• Dokumentabschnitt:
▶
Wir unterscheiden vier verschiedene Typen von Angreifern, die sich je nach prozentualer Anzahl, technischer Kompetenz und Unberechenbarkeit unterscheiden lassen. Der normale Endanwender ist am meisten vertreten und hat ein eher durchschnittliches Verständnis für Computersysteme. Die durch ihn umgesetzten Angriffe sind in der Regel sehr unkoordiniert und unfundiert oder werden gar versehentlich ausgeführt (z.B. das Weitersenden eines Trojanischen Pferdes). Skript-Kiddies (engl. script kiddies; Abk. SK) sind meist männliche Jugendliche, die sich intensiver mit dem Thema Computersicherheit auseinandersetzen wollen. Aber auch ihr Wissen ist oft oberflächlich und mangelhaft, so dass sie sich nur auf altbekannte und nicht direkt gefährliche Angriffe beziehen können. Unter semi-professionellen Angreifern fallen oft Schüler und Studenten, die mindestens in gewissen Bereichen der Informatik ein ausgeprägtes Wissen haben. Professionelle Angreifer sind prozentual am wenigsten vertreten, machen aber die gefährlichste Gruppe aus. Ihr Wissen ist sehr umfassend und tiefgründig, da sie sich aus beruflichen Gründen mit dem Thema Computersicherheit auseinandersetzen müssen. Darunter fallen zum Beispiel Security Consultants oder gar Spezialisten bei Geheimdiensten. [Rogge 2001]

Vorstudium

Die folgenden Publikationen gelten als empfohlene Lektüre des Vorstudiums für diese Vorlesung [http://www.computec.ch/dokumente/kultur/]. Um ein Gefühl für die Entwicklung der ganzen Hacking-Kultur zu bekommen, sollte die Einführung von [Frech 2001] gelesen werden. Weiterführend und indirekt ergänzend vermag [Raymond 2001] die Ideale dieser speziellen Subkultur zu vermitteln. [Rogge 2001] liefert ein mehr aktueller Abriss der deutschsprachigen "Sicherheits-Szene". In [Ruef 2003] werden die sozialen Hintergründe der Entwicklung und Verbreitung von Computerviren auf den Grund gegangen; die dort angesprochenen Probleme und Entwicklungen sind ebenfalls auf andere Bereiche der Computersicherheit und -kriminalität anwendbar.
◀
• Gestellte Aufgabe 1:
Welche Gruppe von Angreifern ist laut dem Dokumentabschnitt prozentual am wenigsten vertreten?
Der Dokumentabschnitt und die Zeilen haben nichts miteinander zu tun.

• Zeilen zur Übung:
▶
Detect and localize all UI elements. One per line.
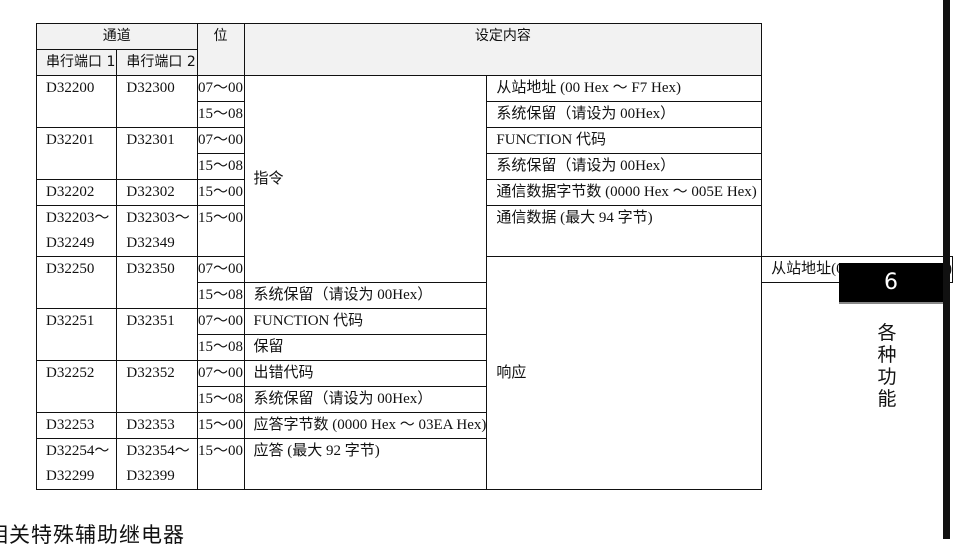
address-text: D32252 [46, 365, 95, 381]
port1-address: D32253 [35, 412, 118, 439]
address-text: D32250 [46, 261, 95, 277]
address-text: D32254～ [46, 443, 110, 459]
table-row: 15～08 系统保留（请设为 00Hex） [37, 282, 953, 309]
table-row: D32203～ D32249 D32303～ D32349 15～00 通信数据 (最大 … [35, 205, 953, 257]
group-label: 响应 [486, 256, 763, 490]
header-channel: 通道 [36, 23, 198, 50]
port2-address: D32352 [116, 360, 198, 413]
bit-range: 15～08 [196, 101, 245, 128]
header-port1: 串行端口 1 [35, 49, 118, 76]
address-text: D32351 [126, 313, 175, 329]
bit-range: 15～00 [196, 412, 245, 439]
port2-address: D32300 [116, 75, 198, 128]
port1-address: D32252 [35, 360, 118, 413]
address-text: D32300 [126, 80, 175, 96]
address-text: D32354～ [126, 443, 190, 459]
bit-range: 15～00 [196, 179, 245, 206]
port1-address: D32254～ D32299 [35, 438, 118, 490]
group-label: 指令 [243, 75, 488, 283]
setting-content: 应答 (最大 92 字节) [243, 438, 488, 490]
bit-range: 07～00 [196, 256, 245, 283]
port1-address: D32250 [35, 256, 118, 309]
setting-content: 出错代码 [243, 360, 488, 387]
setting-content: 保留 [243, 334, 488, 361]
setting-content: 系统保留（请设为 00Hex） [243, 386, 488, 413]
address-text: D32352 [126, 365, 175, 381]
table-row: 15～08 系统保留（请设为 00Hex） [37, 153, 953, 180]
setting-content: 通信数据字节数 (0000 Hex ～ 005E Hex) [486, 179, 763, 206]
address-text: D32349 [126, 235, 175, 251]
table-row: D32200 D32300 07～00 指令 从站地址 (00 Hex ～ F7 Hex… [35, 75, 953, 283]
address-text: D32299 [46, 468, 95, 484]
bit-range: 07～00 [196, 308, 245, 335]
port2-address: D32303～ D32349 [116, 205, 198, 257]
header-port2: 串行端口 2 [116, 49, 198, 76]
port1-address: D32251 [35, 308, 118, 361]
bit-range: 15～08 [196, 153, 245, 180]
table-row: 15～08 保留 [37, 334, 953, 361]
port2-address: D32353 [116, 412, 198, 439]
setting-content: 通信数据 (最大 94 字节) [486, 205, 763, 257]
address-text: D32200 [46, 80, 95, 96]
address-text: D32350 [126, 261, 175, 277]
table-row: D32254～ D32299 D32354～ D32399 15～00 应答 (最大 92… [35, 438, 953, 490]
table-row: D32202 D32302 15～00 通信数据字节数 (0000 Hex ～ 005… [35, 179, 953, 206]
bit-range: 07～00 [196, 75, 245, 102]
bit-range: 07～00 [196, 127, 245, 154]
port2-address: D32354～ D32399 [116, 438, 198, 490]
port2-address: D32302 [116, 179, 198, 206]
bit-range: 15～00 [196, 205, 245, 257]
address-text: D32201 [46, 132, 95, 148]
register-table: 通道位设定内容 串行端口 1 串行端口 2 D32200 D32300 07～00 指令… [35, 23, 953, 490]
chapter-tab: 6 [839, 263, 943, 304]
page-edge-bar [943, 0, 950, 539]
setting-content: 从站地址 (00 Hex ～ F7 Hex) [486, 75, 763, 102]
port2-address: D32351 [116, 308, 198, 361]
port2-address: D32301 [116, 127, 198, 180]
bit-range: 07～00 [196, 360, 245, 387]
address-text: D32203～ [46, 210, 110, 226]
table-row: 15～08 系统保留（请设为 00Hex） [37, 101, 953, 128]
address-text: D32303～ [126, 210, 190, 226]
port1-address: D32202 [35, 179, 118, 206]
table-row: D32201 D32301 07～00 FUNCTION 代码 [35, 127, 953, 180]
bit-range: 15～08 [196, 334, 245, 361]
section-heading: 相关特殊辅助继电器 [0, 523, 185, 547]
header-content: 设定内容 [243, 23, 763, 76]
setting-content: FUNCTION 代码 [486, 127, 763, 154]
port1-address: D32200 [35, 75, 118, 128]
chapter-title: 各种功能 [877, 322, 897, 410]
bit-range: 15～00 [196, 438, 245, 490]
header-bit: 位 [196, 23, 245, 76]
setting-content: 系统保留（请设为 00Hex） [486, 153, 763, 180]
table-row: D32251 D32351 07～00 FUNCTION 代码 [35, 308, 953, 361]
setting-content: 系统保留（请设为 00Hex） [486, 101, 763, 128]
port1-address: D32201 [35, 127, 118, 180]
address-text: D32302 [126, 184, 175, 200]
address-text: D32249 [46, 235, 95, 251]
address-text: D32251 [46, 313, 95, 329]
bit-range: 15～08 [196, 386, 245, 413]
port2-address: D32350 [116, 256, 198, 309]
address-text: D32301 [126, 132, 175, 148]
bit-range: 15～08 [196, 282, 245, 309]
table-row: D32253 D32353 15～00 应答字节数 (0000 Hex ～ 03EA … [35, 412, 953, 439]
address-text: D32202 [46, 184, 95, 200]
address-text: D32353 [126, 417, 175, 433]
setting-content: 应答字节数 (0000 Hex ～ 03EA Hex) [243, 412, 488, 439]
address-text: D32399 [126, 468, 175, 484]
port1-address: D32203～ D32249 [35, 205, 118, 257]
setting-content: FUNCTION 代码 [243, 308, 488, 335]
table-row: D32252 D32352 07～00 出错代码 [35, 360, 953, 413]
setting-content: 系统保留（请设为 00Hex） [243, 282, 488, 309]
address-text: D32253 [46, 417, 95, 433]
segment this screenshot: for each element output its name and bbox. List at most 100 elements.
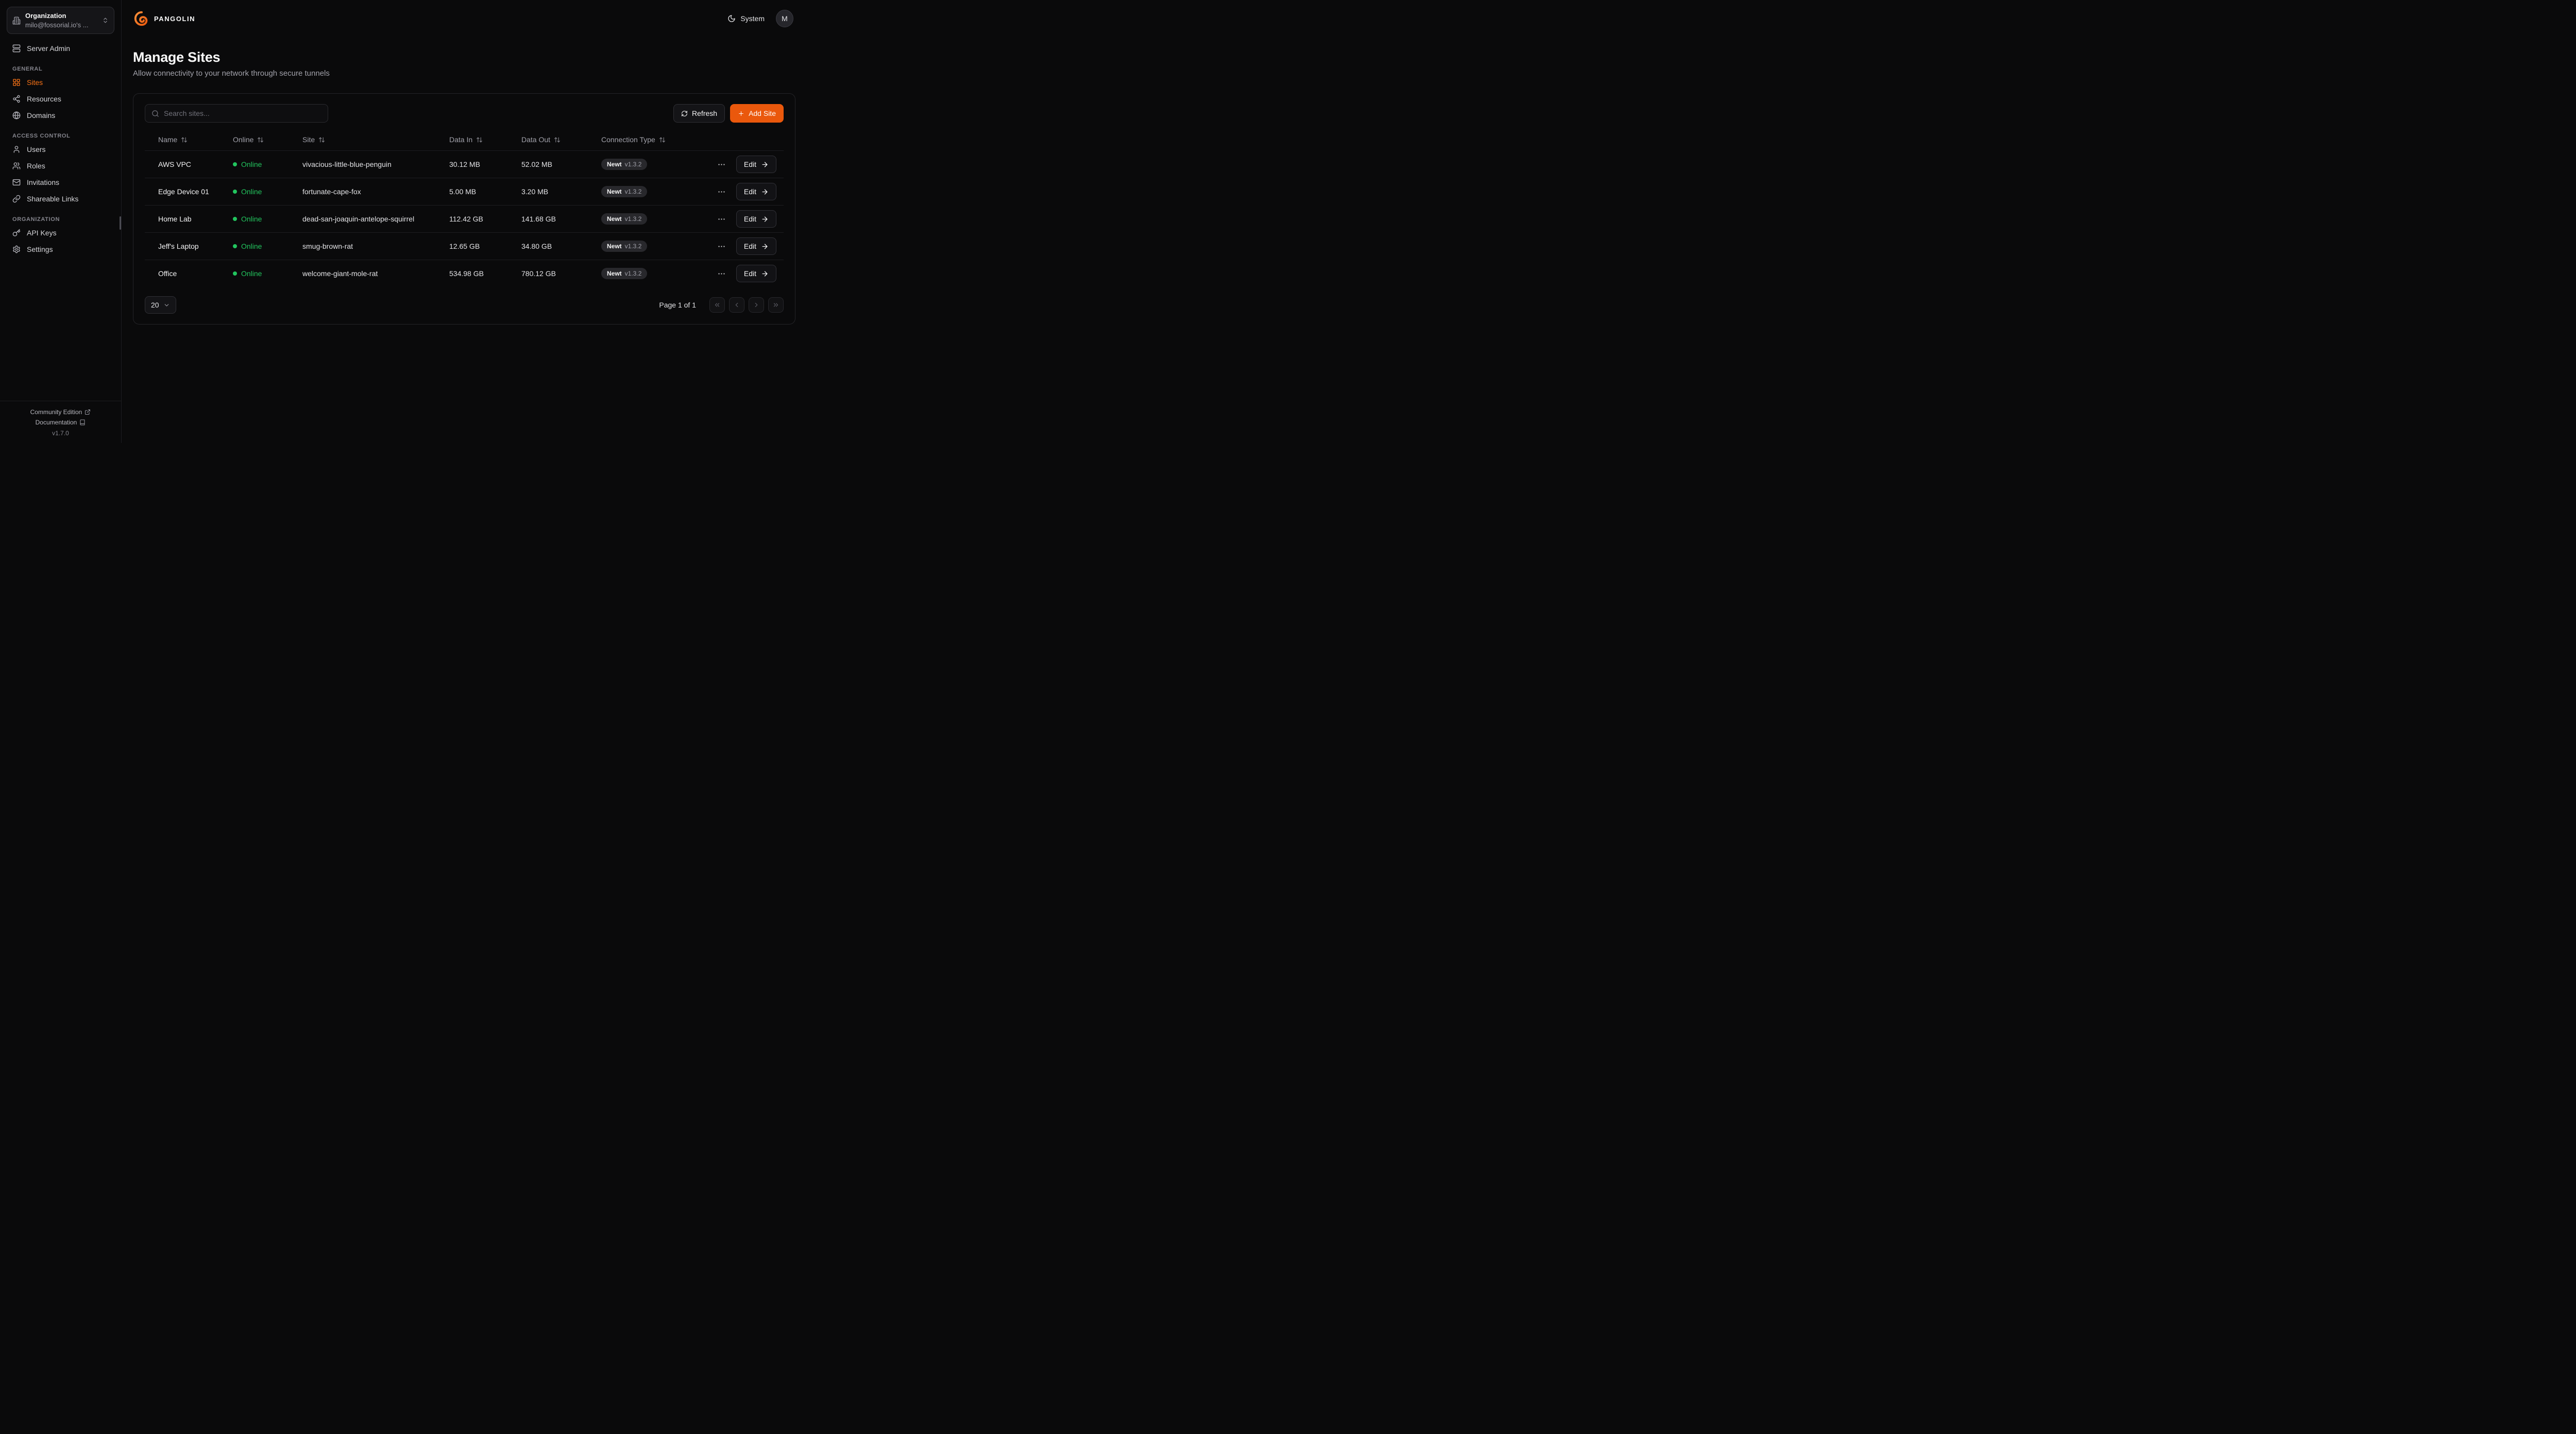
◀
• Gestellte Aufgabe 2:
Gib aus den Übungszeilen den Bereich von der Zeile mit „address-text: D32252 [46, 365, 95, 381]“ bis zur Zeile mit „address-text: D32300 [126, 80, 175, 96]“, beide eingeschlossen, als nummerierte Liste wieder und lass Leerzeilen weg.

• Fertige Antwort 1:
Die professionellen Angreifer.

• Fertige Antwort 2:
1. address-text: D32252 [46, 365, 95, 381]
2. port1-address: D32253 [35, 412, 118, 439]
3. address-text: D32250 [46, 261, 95, 277]
4. address-text: D32254～ [46, 443, 110, 459]
5. table-row: 15～08 系统保留（请设为 00Hex） [37, 282, 953, 309]
6. table-row: D32203～ D32249 D32303～ D32349 15～00 通信数据 (最大 … [35, 205, 953, 257]
7. group-label: 响应 [486, 256, 763, 490]
8. header-channel: 通道 [36, 23, 198, 50]
9. port2-address: D32352 [116, 360, 198, 413]
10. bit-range: 15～08 [196, 101, 245, 128]
11. header-port1: 串行端口 1 [35, 49, 118, 76]
12. address-text: D32351 [126, 313, 175, 329]
13. bit-range: 15～00 [196, 412, 245, 439]
14. port2-address: D32300 [116, 75, 198, 128]
15. port1-address: D32252 [35, 360, 118, 413]
16. address-text: D32300 [126, 80, 175, 96]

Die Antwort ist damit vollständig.